┏━━

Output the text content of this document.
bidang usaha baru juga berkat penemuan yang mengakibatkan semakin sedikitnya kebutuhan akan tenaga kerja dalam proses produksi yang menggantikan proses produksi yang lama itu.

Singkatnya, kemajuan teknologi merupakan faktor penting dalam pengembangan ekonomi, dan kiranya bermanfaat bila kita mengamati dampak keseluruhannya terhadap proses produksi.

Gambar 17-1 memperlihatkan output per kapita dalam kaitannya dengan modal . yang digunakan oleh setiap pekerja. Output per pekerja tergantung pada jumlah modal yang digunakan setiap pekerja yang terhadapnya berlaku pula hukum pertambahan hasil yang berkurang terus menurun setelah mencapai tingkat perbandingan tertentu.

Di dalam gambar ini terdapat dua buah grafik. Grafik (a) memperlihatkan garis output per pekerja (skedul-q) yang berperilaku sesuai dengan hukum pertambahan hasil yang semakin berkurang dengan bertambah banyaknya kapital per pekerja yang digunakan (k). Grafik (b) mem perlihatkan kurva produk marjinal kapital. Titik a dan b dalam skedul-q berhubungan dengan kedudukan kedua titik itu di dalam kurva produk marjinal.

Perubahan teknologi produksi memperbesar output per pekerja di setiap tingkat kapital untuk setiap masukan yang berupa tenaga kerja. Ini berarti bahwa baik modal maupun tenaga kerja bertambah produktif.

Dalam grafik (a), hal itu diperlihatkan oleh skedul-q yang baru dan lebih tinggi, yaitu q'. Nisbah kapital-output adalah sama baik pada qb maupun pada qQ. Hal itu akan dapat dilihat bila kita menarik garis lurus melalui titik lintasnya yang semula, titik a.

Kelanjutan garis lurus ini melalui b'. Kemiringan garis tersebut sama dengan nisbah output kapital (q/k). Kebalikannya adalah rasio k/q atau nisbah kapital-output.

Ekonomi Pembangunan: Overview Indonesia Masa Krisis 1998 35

┗━━

* Required work *
Check each line of the records for the word "memperlihatkan" and extract those that contain it.

* Output *
Gambar 17-1 memperlihatkan output per kapita dalam kaitannya dengan modal . yang digunakan oleh setiap pekerja. Output per pekerja tergantung pada jumlah modal yang digunakan setiap pekerja yang terhadapnya berlaku pula hukum pertambahan hasil yang berkurang terus menurun setelah mencapai tingkat perbandingan tertentu.
Di dalam gambar ini terdapat dua buah grafik. Grafik (a) memperlihatkan garis output per pekerja (skedul-q) yang berperilaku sesuai dengan hukum pertambahan hasil yang semakin berkurang dengan bertambah banyaknya kapital per pekerja yang digunakan (k). Grafik (b) mem perlihatkan kurva produk marjinal kapital. Titik a dan b dalam skedul-q berhubungan dengan kedudukan kedua titik itu di dalam kurva produk marjinal.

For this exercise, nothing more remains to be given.